Reproduce the data verbatim from its first line through the line containing "137, 381, 159]", including both of those lines.
— begin DATASET ENTRIES —
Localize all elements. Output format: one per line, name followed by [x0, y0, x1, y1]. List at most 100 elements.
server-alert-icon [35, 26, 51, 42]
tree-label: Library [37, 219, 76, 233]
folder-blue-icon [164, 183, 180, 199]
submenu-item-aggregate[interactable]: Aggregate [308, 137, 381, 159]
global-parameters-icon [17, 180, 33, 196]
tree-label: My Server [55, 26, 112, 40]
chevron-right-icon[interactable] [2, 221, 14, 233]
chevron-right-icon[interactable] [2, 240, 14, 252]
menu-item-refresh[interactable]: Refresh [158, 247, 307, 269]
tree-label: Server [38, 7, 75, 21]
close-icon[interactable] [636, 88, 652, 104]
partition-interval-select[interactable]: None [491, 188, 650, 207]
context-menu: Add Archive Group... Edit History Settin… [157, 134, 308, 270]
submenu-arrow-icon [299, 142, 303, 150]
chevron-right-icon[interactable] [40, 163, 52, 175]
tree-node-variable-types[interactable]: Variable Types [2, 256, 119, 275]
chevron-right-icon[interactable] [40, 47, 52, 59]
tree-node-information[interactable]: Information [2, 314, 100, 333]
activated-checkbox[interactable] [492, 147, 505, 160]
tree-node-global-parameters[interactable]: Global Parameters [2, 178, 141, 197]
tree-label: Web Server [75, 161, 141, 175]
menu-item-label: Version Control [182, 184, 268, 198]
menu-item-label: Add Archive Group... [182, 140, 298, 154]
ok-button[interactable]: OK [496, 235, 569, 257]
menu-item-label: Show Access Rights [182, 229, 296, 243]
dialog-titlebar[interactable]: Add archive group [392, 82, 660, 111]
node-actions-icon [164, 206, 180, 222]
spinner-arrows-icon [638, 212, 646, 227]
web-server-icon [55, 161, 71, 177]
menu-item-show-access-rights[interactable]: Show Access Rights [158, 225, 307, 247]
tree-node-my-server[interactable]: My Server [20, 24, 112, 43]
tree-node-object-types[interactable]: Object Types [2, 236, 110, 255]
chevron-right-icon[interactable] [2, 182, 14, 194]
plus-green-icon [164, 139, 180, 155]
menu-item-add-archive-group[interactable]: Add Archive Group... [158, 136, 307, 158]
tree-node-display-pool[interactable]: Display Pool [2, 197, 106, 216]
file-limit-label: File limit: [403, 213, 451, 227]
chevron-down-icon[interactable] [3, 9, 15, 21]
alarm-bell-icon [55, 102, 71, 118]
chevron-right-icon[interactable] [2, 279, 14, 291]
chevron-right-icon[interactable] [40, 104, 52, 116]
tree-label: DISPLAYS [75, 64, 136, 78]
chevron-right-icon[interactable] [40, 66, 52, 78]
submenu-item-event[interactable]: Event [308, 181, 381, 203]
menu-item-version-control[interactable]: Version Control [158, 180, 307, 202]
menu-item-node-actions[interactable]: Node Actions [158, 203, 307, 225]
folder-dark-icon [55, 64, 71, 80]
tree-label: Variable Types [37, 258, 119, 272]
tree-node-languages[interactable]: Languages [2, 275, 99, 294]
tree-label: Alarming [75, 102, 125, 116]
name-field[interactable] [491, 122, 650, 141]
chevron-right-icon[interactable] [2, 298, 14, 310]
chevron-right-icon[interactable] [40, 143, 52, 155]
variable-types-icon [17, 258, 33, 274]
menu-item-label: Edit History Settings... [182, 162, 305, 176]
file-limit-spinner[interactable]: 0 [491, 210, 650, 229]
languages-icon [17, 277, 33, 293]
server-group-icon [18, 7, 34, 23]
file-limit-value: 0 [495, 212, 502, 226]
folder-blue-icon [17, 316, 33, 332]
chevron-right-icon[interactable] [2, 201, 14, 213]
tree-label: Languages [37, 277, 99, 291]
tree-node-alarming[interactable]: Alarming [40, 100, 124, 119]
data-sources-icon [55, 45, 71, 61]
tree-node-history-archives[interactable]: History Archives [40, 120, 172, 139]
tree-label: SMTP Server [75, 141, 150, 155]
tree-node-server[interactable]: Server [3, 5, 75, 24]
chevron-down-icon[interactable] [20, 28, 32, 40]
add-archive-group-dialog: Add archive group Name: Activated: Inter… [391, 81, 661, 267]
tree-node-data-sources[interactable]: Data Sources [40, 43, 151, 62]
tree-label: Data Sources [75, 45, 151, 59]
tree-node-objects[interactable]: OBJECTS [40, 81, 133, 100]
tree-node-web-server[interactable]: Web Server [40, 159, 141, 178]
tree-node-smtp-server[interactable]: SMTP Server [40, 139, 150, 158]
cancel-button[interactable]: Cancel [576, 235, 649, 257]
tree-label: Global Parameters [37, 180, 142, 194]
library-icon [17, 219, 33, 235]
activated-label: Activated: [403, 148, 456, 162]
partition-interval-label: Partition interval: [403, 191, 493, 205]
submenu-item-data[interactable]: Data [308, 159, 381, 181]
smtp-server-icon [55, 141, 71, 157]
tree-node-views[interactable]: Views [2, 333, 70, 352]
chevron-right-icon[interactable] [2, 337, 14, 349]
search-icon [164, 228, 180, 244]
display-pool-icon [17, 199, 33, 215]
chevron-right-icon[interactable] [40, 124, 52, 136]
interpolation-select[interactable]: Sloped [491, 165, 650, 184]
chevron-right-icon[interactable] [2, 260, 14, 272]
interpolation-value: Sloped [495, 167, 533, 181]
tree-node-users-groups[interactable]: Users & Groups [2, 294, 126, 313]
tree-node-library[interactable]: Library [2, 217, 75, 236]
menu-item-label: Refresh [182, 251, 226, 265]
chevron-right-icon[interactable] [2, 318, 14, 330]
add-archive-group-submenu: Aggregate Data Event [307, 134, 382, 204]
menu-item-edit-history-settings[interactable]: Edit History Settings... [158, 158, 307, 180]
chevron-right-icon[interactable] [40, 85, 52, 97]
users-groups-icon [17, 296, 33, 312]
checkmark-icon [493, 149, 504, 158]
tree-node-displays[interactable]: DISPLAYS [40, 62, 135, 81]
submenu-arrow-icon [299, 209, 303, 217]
— end DATASET ENTRIES —
WRITTEN RESPONSE:
Localize all elements. Output format: one per line, name followed by [x0, y0, x1, y1]. List at most 100 elements.
server-alert-icon [35, 26, 51, 42]
tree-label: Library [37, 219, 76, 233]
folder-blue-icon [164, 183, 180, 199]
submenu-item-aggregate[interactable]: Aggregate [308, 137, 381, 159]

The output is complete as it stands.